Recorded information
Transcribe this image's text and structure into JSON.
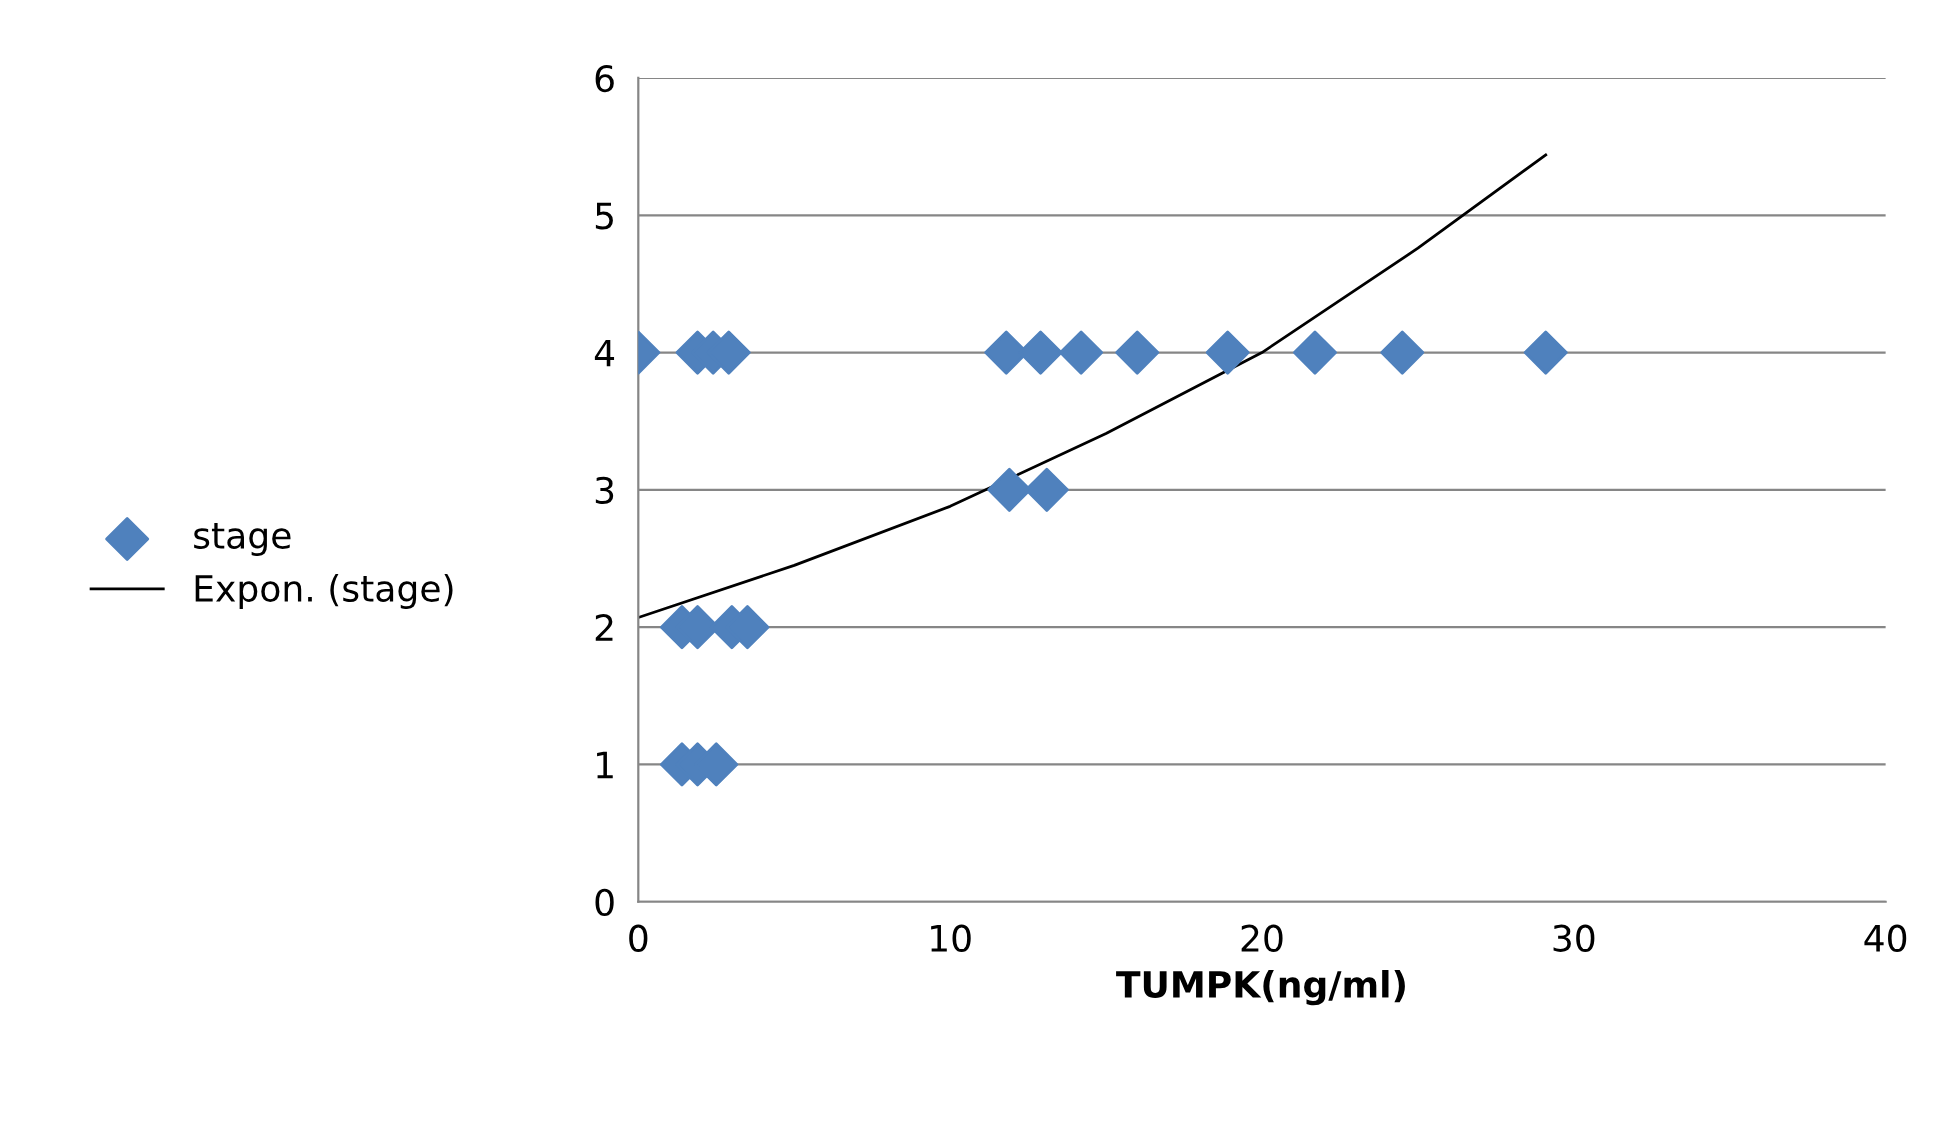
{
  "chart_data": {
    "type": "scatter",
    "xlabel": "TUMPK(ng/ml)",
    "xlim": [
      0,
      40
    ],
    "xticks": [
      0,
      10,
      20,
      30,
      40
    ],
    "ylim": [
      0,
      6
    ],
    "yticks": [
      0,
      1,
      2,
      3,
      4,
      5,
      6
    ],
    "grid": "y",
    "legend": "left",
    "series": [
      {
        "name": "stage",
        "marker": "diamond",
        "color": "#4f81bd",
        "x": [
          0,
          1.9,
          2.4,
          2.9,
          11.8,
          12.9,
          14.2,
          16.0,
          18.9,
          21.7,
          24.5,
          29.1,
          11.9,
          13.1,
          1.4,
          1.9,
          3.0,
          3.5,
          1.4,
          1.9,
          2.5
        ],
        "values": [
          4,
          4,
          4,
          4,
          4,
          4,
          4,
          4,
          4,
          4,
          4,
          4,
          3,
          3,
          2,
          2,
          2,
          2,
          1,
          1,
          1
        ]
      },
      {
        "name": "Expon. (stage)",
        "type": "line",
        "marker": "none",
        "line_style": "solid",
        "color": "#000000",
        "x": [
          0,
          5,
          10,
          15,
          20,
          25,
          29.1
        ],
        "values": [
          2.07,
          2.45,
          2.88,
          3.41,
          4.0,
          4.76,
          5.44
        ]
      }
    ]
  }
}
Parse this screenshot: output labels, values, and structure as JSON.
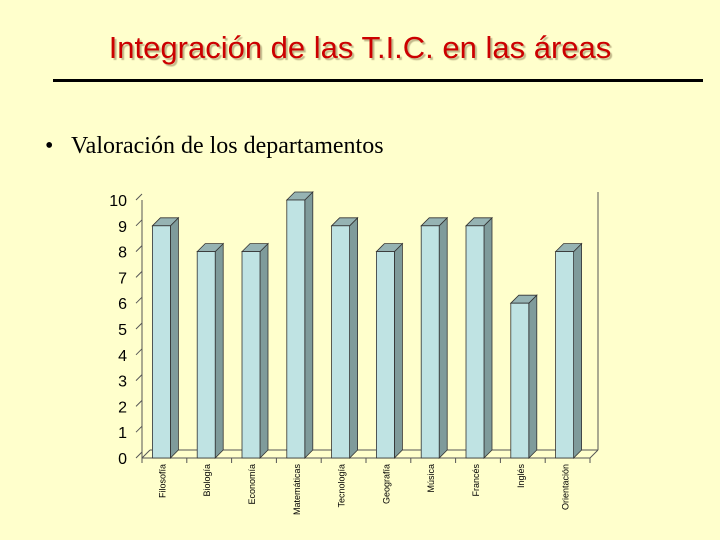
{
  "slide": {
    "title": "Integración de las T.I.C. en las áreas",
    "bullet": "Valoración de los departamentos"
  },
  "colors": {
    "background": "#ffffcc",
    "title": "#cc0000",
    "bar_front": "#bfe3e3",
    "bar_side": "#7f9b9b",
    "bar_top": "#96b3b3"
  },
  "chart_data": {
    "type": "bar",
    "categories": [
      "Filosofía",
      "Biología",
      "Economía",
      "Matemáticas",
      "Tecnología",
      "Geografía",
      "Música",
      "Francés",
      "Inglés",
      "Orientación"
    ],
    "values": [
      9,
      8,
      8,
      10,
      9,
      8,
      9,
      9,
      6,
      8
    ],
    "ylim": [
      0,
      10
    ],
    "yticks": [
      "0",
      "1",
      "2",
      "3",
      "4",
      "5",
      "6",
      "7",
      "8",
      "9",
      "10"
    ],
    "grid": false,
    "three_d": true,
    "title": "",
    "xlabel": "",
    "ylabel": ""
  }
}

The request
Output each line exactly; omit every picture.

The answer
Transcribe this image's text and structure into JSON.
{
  "chart_data": {
    "type": "scatter",
    "xlabel": "TUMPK(ng/ml)",
    "xlim": [
      0,
      40
    ],
    "xticks": [
      0,
      10,
      20,
      30,
      40
    ],
    "ylim": [
      0,
      6
    ],
    "yticks": [
      0,
      1,
      2,
      3,
      4,
      5,
      6
    ],
    "grid": "y",
    "legend": "left",
    "series": [
      {
        "name": "stage",
        "marker": "diamond",
        "color": "#4f81bd",
        "x": [
          0,
          1.9,
          2.4,
          2.9,
          11.8,
          12.9,
          14.2,
          16.0,
          18.9,
          21.7,
          24.5,
          29.1,
          11.9,
          13.1,
          1.4,
          1.9,
          3.0,
          3.5,
          1.4,
          1.9,
          2.5
        ],
        "values": [
          4,
          4,
          4,
          4,
          4,
          4,
          4,
          4,
          4,
          4,
          4,
          4,
          3,
          3,
          2,
          2,
          2,
          2,
          1,
          1,
          1
        ]
      },
      {
        "name": "Expon. (stage)",
        "type": "line",
        "marker": "none",
        "line_style": "solid",
        "color": "#000000",
        "x": [
          0,
          5,
          10,
          15,
          20,
          25,
          29.1
        ],
        "values": [
          2.07,
          2.45,
          2.88,
          3.41,
          4.0,
          4.76,
          5.44
        ]
      }
    ]
  }
}
Parse this screenshot: output labels, values, and structure as JSON.
{
  "slide": {
    "title": "Integración de las T.I.C. en las áreas",
    "bullet": "Valoración de los departamentos"
  },
  "colors": {
    "background": "#ffffcc",
    "title": "#cc0000",
    "bar_front": "#bfe3e3",
    "bar_side": "#7f9b9b",
    "bar_top": "#96b3b3"
  },
  "chart_data": {
    "type": "bar",
    "categories": [
      "Filosofía",
      "Biología",
      "Economía",
      "Matemáticas",
      "Tecnología",
      "Geografía",
      "Música",
      "Francés",
      "Inglés",
      "Orientación"
    ],
    "values": [
      9,
      8,
      8,
      10,
      9,
      8,
      9,
      9,
      6,
      8
    ],
    "ylim": [
      0,
      10
    ],
    "yticks": [
      "0",
      "1",
      "2",
      "3",
      "4",
      "5",
      "6",
      "7",
      "8",
      "9",
      "10"
    ],
    "grid": false,
    "three_d": true,
    "title": "",
    "xlabel": "",
    "ylabel": ""
  }
}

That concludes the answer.